* start RECORD LIST *

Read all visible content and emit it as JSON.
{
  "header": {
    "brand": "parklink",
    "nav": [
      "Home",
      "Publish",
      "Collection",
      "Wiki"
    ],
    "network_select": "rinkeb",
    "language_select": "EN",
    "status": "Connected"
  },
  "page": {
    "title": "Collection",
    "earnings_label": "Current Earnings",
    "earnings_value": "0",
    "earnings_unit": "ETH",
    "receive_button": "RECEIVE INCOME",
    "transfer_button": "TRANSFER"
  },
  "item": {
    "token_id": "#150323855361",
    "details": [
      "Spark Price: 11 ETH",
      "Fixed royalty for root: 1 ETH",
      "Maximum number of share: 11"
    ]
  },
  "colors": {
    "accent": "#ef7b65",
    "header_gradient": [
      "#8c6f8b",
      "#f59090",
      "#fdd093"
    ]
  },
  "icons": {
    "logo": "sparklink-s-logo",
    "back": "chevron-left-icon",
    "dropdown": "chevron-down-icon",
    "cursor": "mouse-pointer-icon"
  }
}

* end RECORD LIST *

## SHORT TASK
Output each record precisely as given.

## WRITTEN REPLY
Read all visible content and emit it as JSON.
{
  "header": {
    "brand": "parklink",
    "nav": [
      "Home",
      "Publish",
      "Collection",
      "Wiki"
    ],
    "network_select": "rinkeb",
    "language_select": "EN",
    "status": "Connected"
  },
  "page": {
    "title": "Collection",
    "earnings_label": "Current Earnings",
    "earnings_value": "0",
    "earnings_unit": "ETH",
    "receive_button": "RECEIVE INCOME",
    "transfer_button": "TRANSFER"
  },
  "item": {
    "token_id": "#150323855361",
    "details": [
      "Spark Price: 11 ETH",
      "Fixed royalty for root: 1 ETH",
      "Maximum number of share: 11"
    ]
  },
  "colors": {
    "accent": "#ef7b65",
    "header_gradient": [
      "#8c6f8b",
      "#f59090",
      "#fdd093"
    ]
  },
  "icons": {
    "logo": "sparklink-s-logo",
    "back": "chevron-left-icon",
    "dropdown": "chevron-down-icon",
    "cursor": "mouse-pointer-icon"
  }
}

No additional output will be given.